[Exercise prompt]:
Reproduce all the entries precisely.

[Dataset content]:
·····

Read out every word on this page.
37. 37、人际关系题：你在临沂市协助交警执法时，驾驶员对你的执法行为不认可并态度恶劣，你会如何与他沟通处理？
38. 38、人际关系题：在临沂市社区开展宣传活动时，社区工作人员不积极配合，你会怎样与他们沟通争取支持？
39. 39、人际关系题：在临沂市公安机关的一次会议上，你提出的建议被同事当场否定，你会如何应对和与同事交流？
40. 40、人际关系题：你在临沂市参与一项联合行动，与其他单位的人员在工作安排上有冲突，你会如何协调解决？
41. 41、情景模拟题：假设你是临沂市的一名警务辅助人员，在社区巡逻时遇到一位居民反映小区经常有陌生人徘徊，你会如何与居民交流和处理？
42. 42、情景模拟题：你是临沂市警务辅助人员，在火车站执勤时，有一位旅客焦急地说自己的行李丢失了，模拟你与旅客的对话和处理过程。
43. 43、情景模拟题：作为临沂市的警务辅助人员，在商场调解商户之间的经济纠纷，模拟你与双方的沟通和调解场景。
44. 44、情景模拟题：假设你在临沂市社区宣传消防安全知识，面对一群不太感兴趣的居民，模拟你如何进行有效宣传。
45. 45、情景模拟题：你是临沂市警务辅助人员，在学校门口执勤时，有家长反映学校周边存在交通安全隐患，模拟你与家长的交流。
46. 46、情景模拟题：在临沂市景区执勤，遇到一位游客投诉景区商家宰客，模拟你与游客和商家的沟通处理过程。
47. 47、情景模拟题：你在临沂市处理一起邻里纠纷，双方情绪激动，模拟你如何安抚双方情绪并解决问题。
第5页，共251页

·····

[Exercise solution]:
Read out every word on this page.
37. 37、人际关系题：你在临沂市协助交警执法时，驾驶员对你的执法行为不认可并态度恶劣，你会如何与他沟通处理？
38. 38、人际关系题：在临沂市社区开展宣传活动时，社区工作人员不积极配合，你会怎样与他们沟通争取支持？
39. 39、人际关系题：在临沂市公安机关的一次会议上，你提出的建议被同事当场否定，你会如何应对和与同事交流？
40. 40、人际关系题：你在临沂市参与一项联合行动，与其他单位的人员在工作安排上有冲突，你会如何协调解决？
41. 41、情景模拟题：假设你是临沂市的一名警务辅助人员，在社区巡逻时遇到一位居民反映小区经常有陌生人徘徊，你会如何与居民交流和处理？
42. 42、情景模拟题：你是临沂市警务辅助人员，在火车站执勤时，有一位旅客焦急地说自己的行李丢失了，模拟你与旅客的对话和处理过程。
43. 43、情景模拟题：作为临沂市的警务辅助人员，在商场调解商户之间的经济纠纷，模拟你与双方的沟通和调解场景。
44. 44、情景模拟题：假设你在临沂市社区宣传消防安全知识，面对一群不太感兴趣的居民，模拟你如何进行有效宣传。
45. 45、情景模拟题：你是临沂市警务辅助人员，在学校门口执勤时，有家长反映学校周边存在交通安全隐患，模拟你与家长的交流。
46. 46、情景模拟题：在临沂市景区执勤，遇到一位游客投诉景区商家宰客，模拟你与游客和商家的沟通处理过程。
47. 47、情景模拟题：你在临沂市处理一起邻里纠纷，双方情绪激动，模拟你如何安抚双方情绪并解决问题。
第5页，共251页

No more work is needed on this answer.